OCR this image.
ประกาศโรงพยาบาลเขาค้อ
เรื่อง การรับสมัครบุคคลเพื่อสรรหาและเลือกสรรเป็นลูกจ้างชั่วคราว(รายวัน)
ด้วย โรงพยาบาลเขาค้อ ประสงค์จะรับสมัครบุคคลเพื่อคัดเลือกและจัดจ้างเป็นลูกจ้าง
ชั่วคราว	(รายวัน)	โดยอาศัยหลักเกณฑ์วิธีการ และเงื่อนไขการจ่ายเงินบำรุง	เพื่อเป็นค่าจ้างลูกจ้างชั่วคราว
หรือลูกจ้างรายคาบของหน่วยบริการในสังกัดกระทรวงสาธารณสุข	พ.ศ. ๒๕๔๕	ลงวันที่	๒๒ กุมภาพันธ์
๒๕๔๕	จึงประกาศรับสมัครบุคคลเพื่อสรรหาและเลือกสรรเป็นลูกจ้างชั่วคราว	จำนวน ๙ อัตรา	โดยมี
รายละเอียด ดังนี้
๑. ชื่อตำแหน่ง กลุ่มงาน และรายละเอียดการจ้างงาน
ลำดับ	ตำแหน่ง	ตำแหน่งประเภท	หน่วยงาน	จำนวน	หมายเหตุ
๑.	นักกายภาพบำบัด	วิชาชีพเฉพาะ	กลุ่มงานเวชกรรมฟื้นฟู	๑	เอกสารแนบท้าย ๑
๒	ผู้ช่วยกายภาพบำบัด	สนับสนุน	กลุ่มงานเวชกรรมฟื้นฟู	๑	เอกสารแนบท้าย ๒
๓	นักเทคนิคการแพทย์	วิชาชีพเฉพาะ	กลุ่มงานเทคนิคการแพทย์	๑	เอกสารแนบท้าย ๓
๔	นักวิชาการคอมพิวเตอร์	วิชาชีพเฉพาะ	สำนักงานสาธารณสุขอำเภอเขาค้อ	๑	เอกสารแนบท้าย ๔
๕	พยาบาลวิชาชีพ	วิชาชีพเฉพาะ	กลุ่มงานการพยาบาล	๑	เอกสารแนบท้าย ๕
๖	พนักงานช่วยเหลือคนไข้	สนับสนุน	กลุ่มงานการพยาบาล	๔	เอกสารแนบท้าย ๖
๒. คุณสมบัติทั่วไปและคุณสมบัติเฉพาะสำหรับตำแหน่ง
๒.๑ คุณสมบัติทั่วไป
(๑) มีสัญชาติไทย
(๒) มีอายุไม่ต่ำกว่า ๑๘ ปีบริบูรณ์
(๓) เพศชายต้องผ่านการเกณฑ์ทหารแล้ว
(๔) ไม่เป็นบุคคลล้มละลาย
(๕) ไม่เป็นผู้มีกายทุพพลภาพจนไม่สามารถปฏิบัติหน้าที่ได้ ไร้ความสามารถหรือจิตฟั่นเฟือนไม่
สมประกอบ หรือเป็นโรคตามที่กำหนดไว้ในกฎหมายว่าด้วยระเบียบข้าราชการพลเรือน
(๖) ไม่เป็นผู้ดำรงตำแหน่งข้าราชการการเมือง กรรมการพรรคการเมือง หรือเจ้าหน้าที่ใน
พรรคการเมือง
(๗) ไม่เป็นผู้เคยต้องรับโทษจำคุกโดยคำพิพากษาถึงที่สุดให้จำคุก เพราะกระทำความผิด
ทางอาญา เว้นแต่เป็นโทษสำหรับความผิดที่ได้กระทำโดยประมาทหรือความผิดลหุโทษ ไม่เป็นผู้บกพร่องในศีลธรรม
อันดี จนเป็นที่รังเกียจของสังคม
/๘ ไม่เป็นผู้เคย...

> **REQUIRED TASK**
Retype the data in full and match it exactly.

> **ANSWER TO THIS EXERCISE**
OCR this image.
ประกาศโรงพยาบาลเขาค้อ
เรื่อง การรับสมัครบุคคลเพื่อสรรหาและเลือกสรรเป็นลูกจ้างชั่วคราว(รายวัน)
ด้วย โรงพยาบาลเขาค้อ ประสงค์จะรับสมัครบุคคลเพื่อคัดเลือกและจัดจ้างเป็นลูกจ้าง
ชั่วคราว	(รายวัน)	โดยอาศัยหลักเกณฑ์วิธีการ และเงื่อนไขการจ่ายเงินบำรุง	เพื่อเป็นค่าจ้างลูกจ้างชั่วคราว
หรือลูกจ้างรายคาบของหน่วยบริการในสังกัดกระทรวงสาธารณสุข	พ.ศ. ๒๕๔๕	ลงวันที่	๒๒ กุมภาพันธ์
๒๕๔๕	จึงประกาศรับสมัครบุคคลเพื่อสรรหาและเลือกสรรเป็นลูกจ้างชั่วคราว	จำนวน ๙ อัตรา	โดยมี
รายละเอียด ดังนี้
๑. ชื่อตำแหน่ง กลุ่มงาน และรายละเอียดการจ้างงาน
ลำดับ	ตำแหน่ง	ตำแหน่งประเภท	หน่วยงาน	จำนวน	หมายเหตุ
๑.	นักกายภาพบำบัด	วิชาชีพเฉพาะ	กลุ่มงานเวชกรรมฟื้นฟู	๑	เอกสารแนบท้าย ๑
๒	ผู้ช่วยกายภาพบำบัด	สนับสนุน	กลุ่มงานเวชกรรมฟื้นฟู	๑	เอกสารแนบท้าย ๒
๓	นักเทคนิคการแพทย์	วิชาชีพเฉพาะ	กลุ่มงานเทคนิคการแพทย์	๑	เอกสารแนบท้าย ๓
๔	นักวิชาการคอมพิวเตอร์	วิชาชีพเฉพาะ	สำนักงานสาธารณสุขอำเภอเขาค้อ	๑	เอกสารแนบท้าย ๔
๕	พยาบาลวิชาชีพ	วิชาชีพเฉพาะ	กลุ่มงานการพยาบาล	๑	เอกสารแนบท้าย ๕
๖	พนักงานช่วยเหลือคนไข้	สนับสนุน	กลุ่มงานการพยาบาล	๔	เอกสารแนบท้าย ๖
๒. คุณสมบัติทั่วไปและคุณสมบัติเฉพาะสำหรับตำแหน่ง
๒.๑ คุณสมบัติทั่วไป
(๑) มีสัญชาติไทย
(๒) มีอายุไม่ต่ำกว่า ๑๘ ปีบริบูรณ์
(๓) เพศชายต้องผ่านการเกณฑ์ทหารแล้ว
(๔) ไม่เป็นบุคคลล้มละลาย
(๕) ไม่เป็นผู้มีกายทุพพลภาพจนไม่สามารถปฏิบัติหน้าที่ได้ ไร้ความสามารถหรือจิตฟั่นเฟือนไม่
สมประกอบ หรือเป็นโรคตามที่กำหนดไว้ในกฎหมายว่าด้วยระเบียบข้าราชการพลเรือน
(๖) ไม่เป็นผู้ดำรงตำแหน่งข้าราชการการเมือง กรรมการพรรคการเมือง หรือเจ้าหน้าที่ใน
พรรคการเมือง
(๗) ไม่เป็นผู้เคยต้องรับโทษจำคุกโดยคำพิพากษาถึงที่สุดให้จำคุก เพราะกระทำความผิด
ทางอาญา เว้นแต่เป็นโทษสำหรับความผิดที่ได้กระทำโดยประมาทหรือความผิดลหุโทษ ไม่เป็นผู้บกพร่องในศีลธรรม
อันดี จนเป็นที่รังเกียจของสังคม
/๘ ไม่เป็นผู้เคย...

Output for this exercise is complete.